Excerpted passage:
+ + + +

The accepted answer doesn't work for me unfortunately, since my site CSS files #import the font CSS files, and these are all stored on a Rackspace Cloud Files CDN.
Since the Apache headers are never generated (since my CSS is not on Apache), I had to do several things:
Go to the Cloud Files UI and add a custom header (Access-Control-Allow-Origin with value *) for each font-awesome file
Change the Content-Type of the woff and ttf files to font/woff and font/ttf respectively
See if you can get away with just #1, since the second requires a bit of command line work.
To add the custom header in #1:
view the cloud files container for the file
scroll down to the file
click the cog icon
click Edit Headers
select Access-Control-Allow-Origin
add the single character '*' (without the quotes)
hit enter
repeat for the other files
If you need to continue and do #2, then you'll need a command line with CURL
curl -D - --header "X-Auth-Key: your-auth-key-from-rackspace-cloud-control-panel" --header "X-Auth-User: your-cloud-username" https://auth.api.rackspacecloud.com/v1.0
From the results returned, extract the values for X-Auth-Token and X-Storage-Url
curl -X POST \
-H "Content-Type: font/woff" \
--header "X-Auth-Token: returned-x-auth-token" returned-x-storage-url/name-of-your-container/fonts/fontawesome-webfont.woff
curl -X POST \
-H "Content-Type: font/ttf" \
--header "X-Auth-Token: returned-x-auth-token" returned-x-storage-url/name-of-your-container/fonts/fontawesome-webfont.ttf
Of course, this process only works if you're using the Rackspace CDN. Other CDNs may offer similar facilities to edit object headers and change content types, so maybe you'll get lucky (and post some extra info here).

+ + + +

Data:

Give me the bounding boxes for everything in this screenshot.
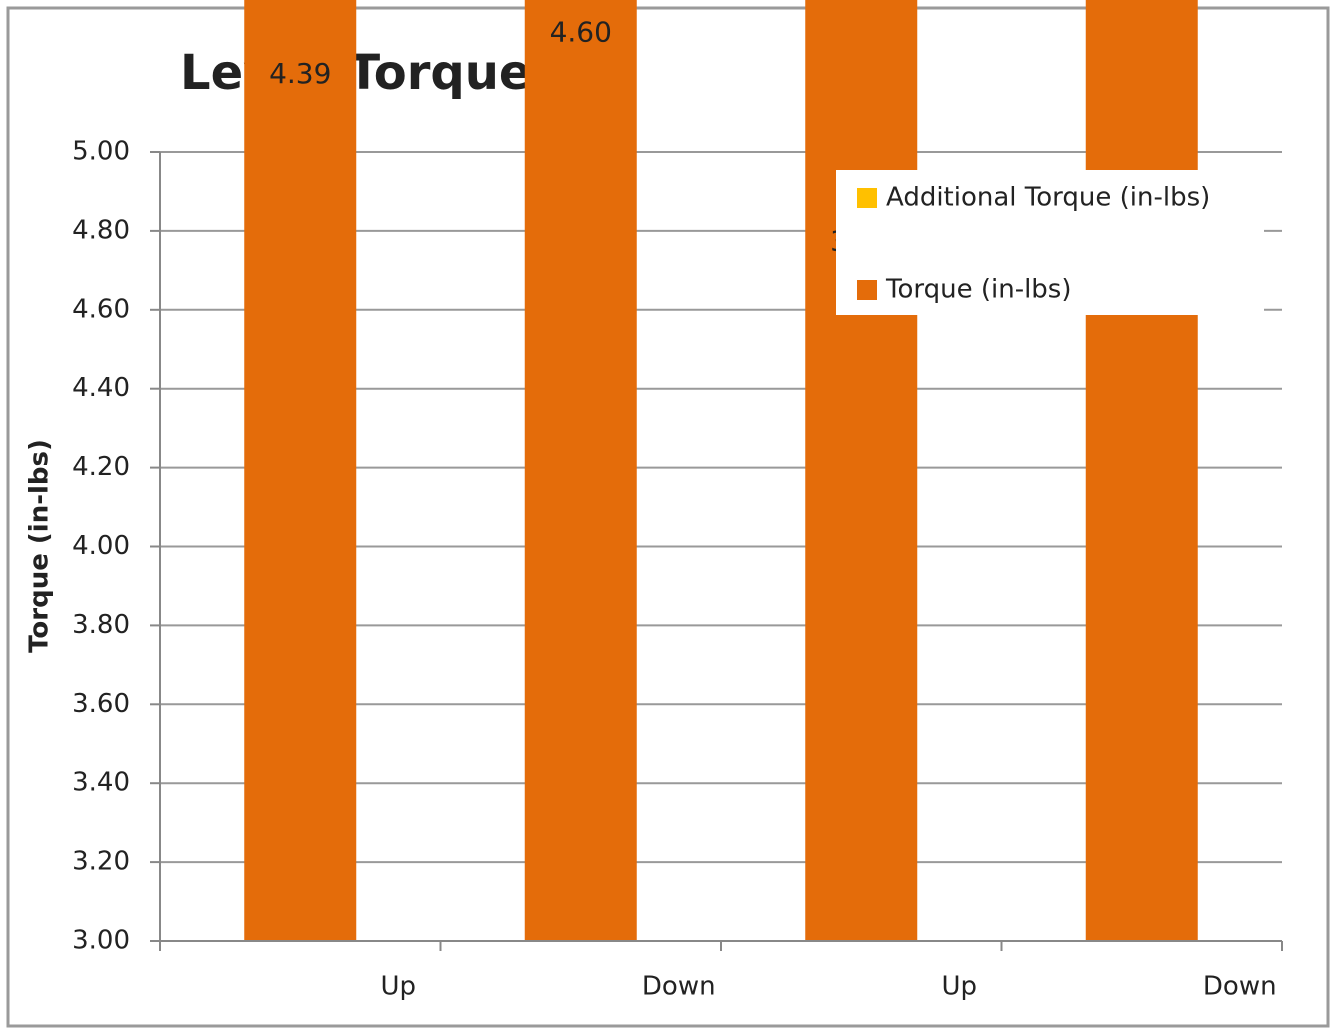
y-tick-label: 4.40	[72, 373, 130, 403]
x-tick-label: Down	[1203, 972, 1277, 1002]
y-tick-label: 5.00	[72, 137, 130, 167]
y-tick-label: 4.80	[72, 215, 130, 245]
y-tick-label: 3.80	[72, 610, 130, 640]
legend-swatch	[857, 188, 877, 208]
y-tick-label: 4.00	[72, 531, 130, 561]
bar-segment	[805, 0, 918, 942]
y-tick-label: 4.60	[72, 294, 130, 324]
legend-label: Torque (in-lbs)	[885, 275, 1072, 305]
y-tick-label: 3.60	[72, 689, 130, 719]
y-tick-label: 3.40	[72, 768, 130, 798]
x-tick-label: Down	[642, 972, 716, 1002]
data-label: 4.39	[269, 57, 331, 90]
x-tick-label: Up	[380, 972, 416, 1002]
x-tick-label: Up	[941, 972, 977, 1002]
bar-segment	[524, 0, 637, 941]
legend-label: Additional Torque (in-lbs)	[886, 183, 1210, 213]
y-tick-label: 3.20	[72, 847, 130, 877]
bar-segment	[244, 0, 357, 941]
legend-box	[836, 170, 1264, 315]
y-tick-label: 4.20	[72, 452, 130, 482]
y-axis-label: Torque (in-lbs)	[25, 439, 55, 653]
data-label: 4.60	[550, 16, 612, 49]
legend-swatch	[857, 280, 877, 300]
y-tick-label: 3.00	[72, 926, 130, 956]
bar-segment	[1085, 0, 1198, 941]
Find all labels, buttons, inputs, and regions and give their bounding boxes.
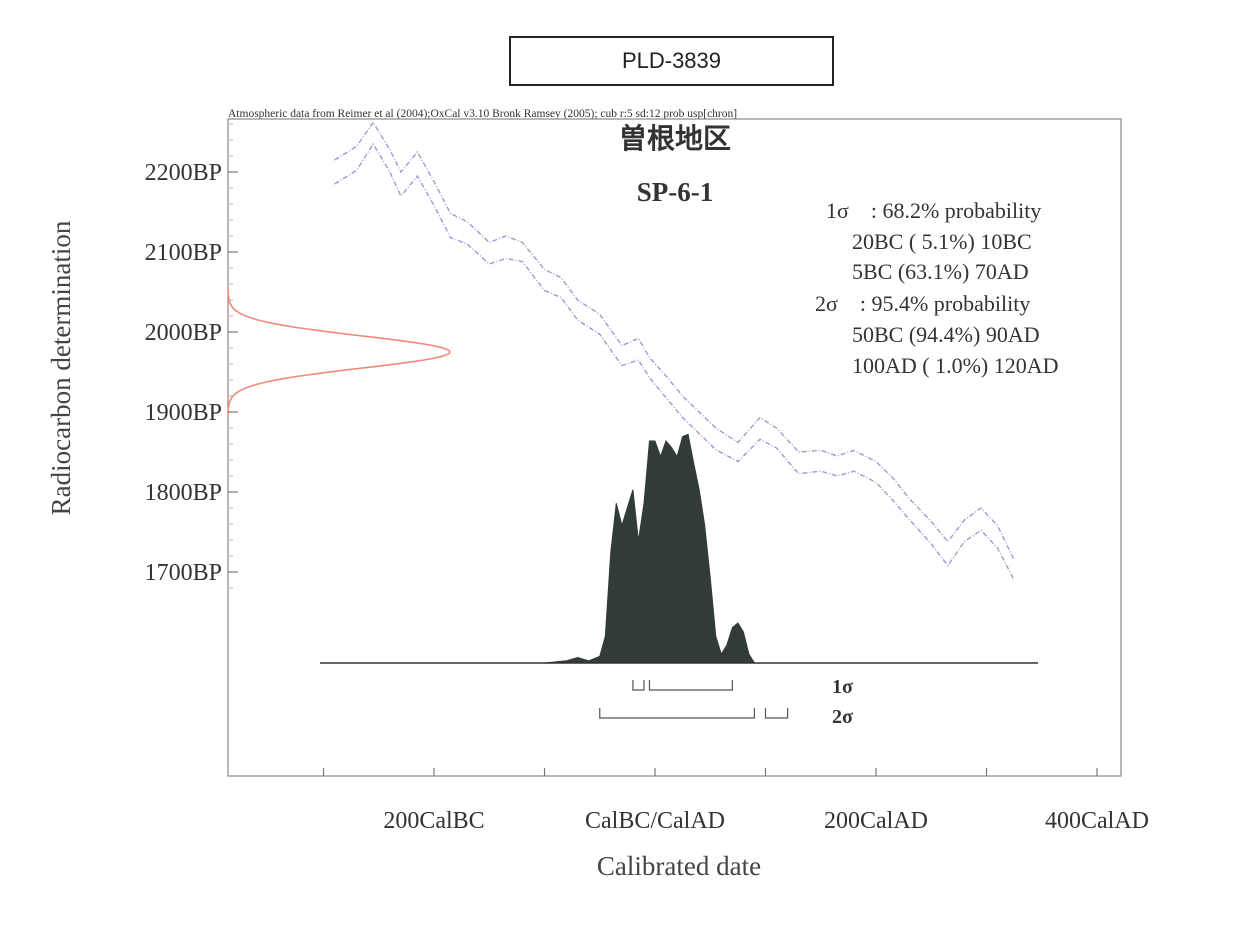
sample-id: PLD-3839 <box>621 48 722 73</box>
x-axis-label: Calibrated date <box>597 851 761 881</box>
x-tick-label: 200CalBC <box>383 808 484 834</box>
plot-frame <box>227 118 1122 777</box>
legend-line: 100AD ( 1.0%) 120AD <box>852 353 1059 378</box>
x-tick-label: CalBC/CalAD <box>585 808 725 834</box>
legend-line: 1σ : 68.2% probability <box>826 198 1041 223</box>
legend-line: 20BC ( 5.1%) 10BC <box>852 229 1032 254</box>
y-tick-label: 1800BP <box>145 480 222 506</box>
chart-attribution: Atmospheric data from Reimer et al (2004… <box>228 108 737 120</box>
legend: 1σ : 68.2% probability 20BC ( 5.1%) 10BC 5… <box>815 198 1059 378</box>
legend-line: 5BC (63.1%) 70AD <box>852 259 1029 284</box>
range-2sigma <box>599 708 756 719</box>
x-tick-label: 200CalAD <box>824 808 928 834</box>
chart-title: 曽根地区 <box>619 122 731 155</box>
y-tick-label: 1700BP <box>145 560 222 586</box>
probability-distribution <box>500 433 799 664</box>
calibration-curve-upper <box>334 121 1015 561</box>
y-tick-label: 2200BP <box>145 160 222 186</box>
range-1sigma-label: 1σ <box>832 676 853 698</box>
y-tick-label: 2000BP <box>145 320 222 346</box>
legend-line: 50BC (94.4%) 90AD <box>852 322 1040 347</box>
range-1sigma <box>648 680 733 691</box>
legend-line: 2σ : 95.4% probability <box>815 291 1030 316</box>
calibration-curve-lower <box>334 142 1015 581</box>
x-tick-label: 400CalAD <box>1045 808 1149 834</box>
range-2sigma-label: 2σ <box>832 706 853 728</box>
sample-id-box: PLD-3839 <box>509 36 834 86</box>
range-2sigma <box>764 708 789 719</box>
measurement-distribution <box>227 288 451 416</box>
range-1sigma <box>632 680 645 691</box>
y-tick-label: 1900BP <box>145 400 222 426</box>
y-axis-label: Radiocarbon determination <box>46 220 76 515</box>
y-tick-label: 2100BP <box>145 240 222 266</box>
chart-subtitle: SP-6-1 <box>637 177 714 207</box>
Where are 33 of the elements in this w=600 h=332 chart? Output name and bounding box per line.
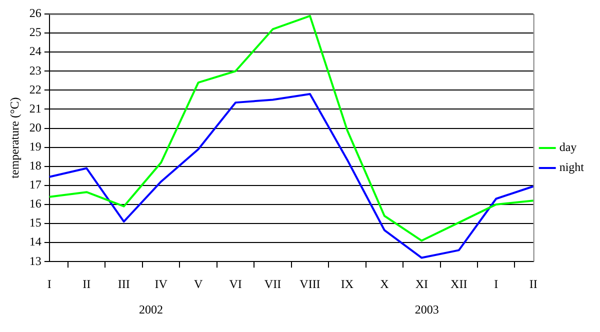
x-tick-label: VII: [264, 276, 282, 291]
x-tick-label: III: [118, 276, 130, 291]
y-tick-label: 24: [29, 44, 42, 58]
y-tick-label: 13: [29, 254, 42, 268]
x-tick-label: XII: [450, 276, 468, 291]
x-tick-label: II: [82, 276, 91, 291]
text: 2002: [139, 302, 164, 317]
x-tick-label: VIII: [300, 276, 320, 291]
x-tick-label: XI: [415, 276, 428, 291]
y-tick-label: 15: [29, 216, 42, 230]
x-tick-label: I: [47, 276, 52, 291]
y-tick-label: 14: [29, 234, 42, 249]
x-tick-label: I: [494, 276, 498, 291]
y-tick-label: 26: [29, 6, 42, 20]
x-tick-label: II: [529, 276, 538, 291]
y-tick-label: 22: [29, 82, 42, 96]
x-tick-label: X: [380, 276, 390, 291]
y-axis-title: temperature (°C): [7, 97, 22, 178]
y-tick-label: 21: [29, 101, 42, 116]
x-tick-label: VI: [229, 276, 242, 291]
y-tick-label: 20: [29, 120, 42, 134]
y-tick-label: 19: [29, 139, 42, 154]
x-tick-label: V: [194, 276, 203, 291]
y-tick-label: 16: [29, 196, 42, 211]
legend-label: day: [559, 140, 577, 154]
y-tick-label: 23: [29, 63, 42, 78]
y-tick-label: 25: [29, 25, 42, 40]
text: 2003: [414, 302, 439, 317]
x-tick-label: IX: [340, 276, 354, 291]
x-tick-label: IV: [154, 276, 168, 291]
y-tick-label: 18: [29, 158, 42, 173]
y-tick-label: 17: [29, 178, 42, 192]
legend-label: night: [559, 160, 585, 174]
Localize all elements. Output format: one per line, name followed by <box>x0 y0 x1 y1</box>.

+ + + +

Challenge: Write what comes next in the forum answer about serving Font Awesome files from the Rackspace CDN, picking up after its final sentence. The entries come from a source unrelated to the forum answer about Font Awesome files on the Rackspace CDN.

Result of the task:
For Java based Application add this to your web.xml file:
<servlet-mapping>
<servlet-name>default</servlet-name>
<url-pattern>*.ttf</url-pattern>
</servlet-mapping>
<servlet-mapping>
<servlet-name>default</servlet-name>
<url-pattern>*.otf</url-pattern>
</servlet-mapping>
<servlet-mapping>
<servlet-name>default</servlet-name>
<url-pattern>*.eot</url-pattern>
</servlet-mapping>
<servlet-mapping>
<servlet-name>default</servlet-name>
<url-pattern>*.woff</url-pattern>
</servlet-mapping>
In your file.php of request ajax, can set value header.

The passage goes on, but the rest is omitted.